╭─ PROVIDED DATA

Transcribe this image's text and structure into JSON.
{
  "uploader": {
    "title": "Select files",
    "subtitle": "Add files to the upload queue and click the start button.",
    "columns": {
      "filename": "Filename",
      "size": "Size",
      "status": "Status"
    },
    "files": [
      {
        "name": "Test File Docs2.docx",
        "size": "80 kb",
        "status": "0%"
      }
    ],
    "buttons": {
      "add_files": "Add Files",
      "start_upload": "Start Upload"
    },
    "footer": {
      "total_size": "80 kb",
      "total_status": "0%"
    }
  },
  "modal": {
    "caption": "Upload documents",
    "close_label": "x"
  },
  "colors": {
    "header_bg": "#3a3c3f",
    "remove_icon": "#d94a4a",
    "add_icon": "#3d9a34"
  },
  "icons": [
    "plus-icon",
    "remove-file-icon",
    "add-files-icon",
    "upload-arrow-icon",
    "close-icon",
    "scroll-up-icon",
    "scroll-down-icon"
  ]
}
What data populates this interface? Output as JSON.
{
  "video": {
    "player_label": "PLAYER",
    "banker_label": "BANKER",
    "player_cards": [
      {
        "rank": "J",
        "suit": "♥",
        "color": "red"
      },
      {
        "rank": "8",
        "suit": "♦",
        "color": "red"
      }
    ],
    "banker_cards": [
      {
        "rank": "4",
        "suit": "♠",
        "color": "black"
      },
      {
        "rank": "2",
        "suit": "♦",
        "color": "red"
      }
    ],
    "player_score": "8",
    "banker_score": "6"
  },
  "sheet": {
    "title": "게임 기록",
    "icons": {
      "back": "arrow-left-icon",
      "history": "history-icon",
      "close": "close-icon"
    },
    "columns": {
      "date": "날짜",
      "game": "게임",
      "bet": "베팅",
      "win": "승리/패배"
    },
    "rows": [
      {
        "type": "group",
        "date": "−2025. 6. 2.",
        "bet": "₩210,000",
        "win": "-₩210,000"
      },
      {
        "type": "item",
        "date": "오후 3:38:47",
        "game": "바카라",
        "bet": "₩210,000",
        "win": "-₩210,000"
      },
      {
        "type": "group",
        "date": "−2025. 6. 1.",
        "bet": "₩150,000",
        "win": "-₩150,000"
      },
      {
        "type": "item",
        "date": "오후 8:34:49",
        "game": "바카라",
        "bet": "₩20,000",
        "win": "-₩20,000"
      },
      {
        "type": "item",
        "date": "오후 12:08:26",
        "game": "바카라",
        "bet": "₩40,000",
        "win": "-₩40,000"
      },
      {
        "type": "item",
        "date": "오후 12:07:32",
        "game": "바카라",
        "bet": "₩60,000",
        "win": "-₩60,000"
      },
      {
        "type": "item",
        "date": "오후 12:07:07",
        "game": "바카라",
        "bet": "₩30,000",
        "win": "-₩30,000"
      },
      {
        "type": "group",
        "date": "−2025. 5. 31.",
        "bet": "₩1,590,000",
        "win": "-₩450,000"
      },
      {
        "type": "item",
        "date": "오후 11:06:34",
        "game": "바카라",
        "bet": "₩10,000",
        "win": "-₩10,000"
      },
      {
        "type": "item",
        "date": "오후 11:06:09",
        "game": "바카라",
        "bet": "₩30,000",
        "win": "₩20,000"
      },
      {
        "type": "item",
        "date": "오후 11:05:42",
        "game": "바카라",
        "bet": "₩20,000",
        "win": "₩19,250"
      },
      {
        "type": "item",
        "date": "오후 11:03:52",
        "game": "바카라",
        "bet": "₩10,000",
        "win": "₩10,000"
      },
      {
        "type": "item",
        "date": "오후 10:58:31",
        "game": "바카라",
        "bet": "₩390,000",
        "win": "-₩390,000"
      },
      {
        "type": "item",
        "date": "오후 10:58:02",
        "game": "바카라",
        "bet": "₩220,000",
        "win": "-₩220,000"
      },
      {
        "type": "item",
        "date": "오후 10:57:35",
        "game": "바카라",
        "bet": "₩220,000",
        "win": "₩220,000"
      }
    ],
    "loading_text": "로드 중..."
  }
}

╰─

PROBLEM DETAILS: Track down every line holding the string "JSON" and copy it.

ANSWER FOR THE TASK:
Transcribe this image's text and structure into JSON.
What data populates this interface? Output as JSON.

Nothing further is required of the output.